**DATA PROVIDED**.
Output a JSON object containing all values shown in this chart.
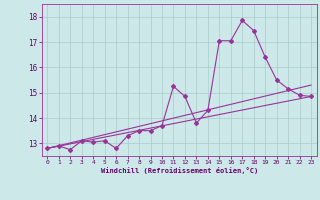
{
  "title": "",
  "xlabel": "Windchill (Refroidissement éolien,°C)",
  "ylabel": "",
  "background_color": "#cce8e8",
  "grid_color": "#aacccc",
  "line_color": "#993399",
  "xlim": [
    -0.5,
    23.5
  ],
  "ylim": [
    12.5,
    18.5
  ],
  "yticks": [
    13,
    14,
    15,
    16,
    17,
    18
  ],
  "xticks": [
    0,
    1,
    2,
    3,
    4,
    5,
    6,
    7,
    8,
    9,
    10,
    11,
    12,
    13,
    14,
    15,
    16,
    17,
    18,
    19,
    20,
    21,
    22,
    23
  ],
  "series1_x": [
    0,
    1,
    2,
    3,
    4,
    5,
    6,
    7,
    8,
    9,
    10,
    11,
    12,
    13,
    14,
    15,
    16,
    17,
    18,
    19,
    20,
    21,
    22,
    23
  ],
  "series1_y": [
    12.8,
    12.9,
    12.75,
    13.1,
    13.05,
    13.1,
    12.8,
    13.3,
    13.5,
    13.5,
    13.7,
    15.25,
    14.85,
    13.8,
    14.3,
    17.05,
    17.05,
    17.85,
    17.45,
    16.4,
    15.5,
    15.15,
    14.9,
    14.85
  ],
  "series2_x": [
    0,
    23
  ],
  "series2_y": [
    12.8,
    14.85
  ],
  "series3_x": [
    0,
    23
  ],
  "series3_y": [
    12.8,
    15.3
  ],
  "marker": "D",
  "markersize": 2.0,
  "linewidth": 0.8
}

**WORK TO BE COMPLETED**.
Return the records exactly. Don't carry the pictures over.

**ANSWER FOR THIS EXERCISE**.
Output a JSON object containing all values shown in this chart.
{
  "title": "",
  "xlabel": "Windchill (Refroidissement éolien,°C)",
  "ylabel": "",
  "background_color": "#cce8e8",
  "grid_color": "#aacccc",
  "line_color": "#993399",
  "xlim": [
    -0.5,
    23.5
  ],
  "ylim": [
    12.5,
    18.5
  ],
  "yticks": [
    13,
    14,
    15,
    16,
    17,
    18
  ],
  "xticks": [
    0,
    1,
    2,
    3,
    4,
    5,
    6,
    7,
    8,
    9,
    10,
    11,
    12,
    13,
    14,
    15,
    16,
    17,
    18,
    19,
    20,
    21,
    22,
    23
  ],
  "series1_x": [
    0,
    1,
    2,
    3,
    4,
    5,
    6,
    7,
    8,
    9,
    10,
    11,
    12,
    13,
    14,
    15,
    16,
    17,
    18,
    19,
    20,
    21,
    22,
    23
  ],
  "series1_y": [
    12.8,
    12.9,
    12.75,
    13.1,
    13.05,
    13.1,
    12.8,
    13.3,
    13.5,
    13.5,
    13.7,
    15.25,
    14.85,
    13.8,
    14.3,
    17.05,
    17.05,
    17.85,
    17.45,
    16.4,
    15.5,
    15.15,
    14.9,
    14.85
  ],
  "series2_x": [
    0,
    23
  ],
  "series2_y": [
    12.8,
    14.85
  ],
  "series3_x": [
    0,
    23
  ],
  "series3_y": [
    12.8,
    15.3
  ],
  "marker": "D",
  "markersize": 2.0,
  "linewidth": 0.8
}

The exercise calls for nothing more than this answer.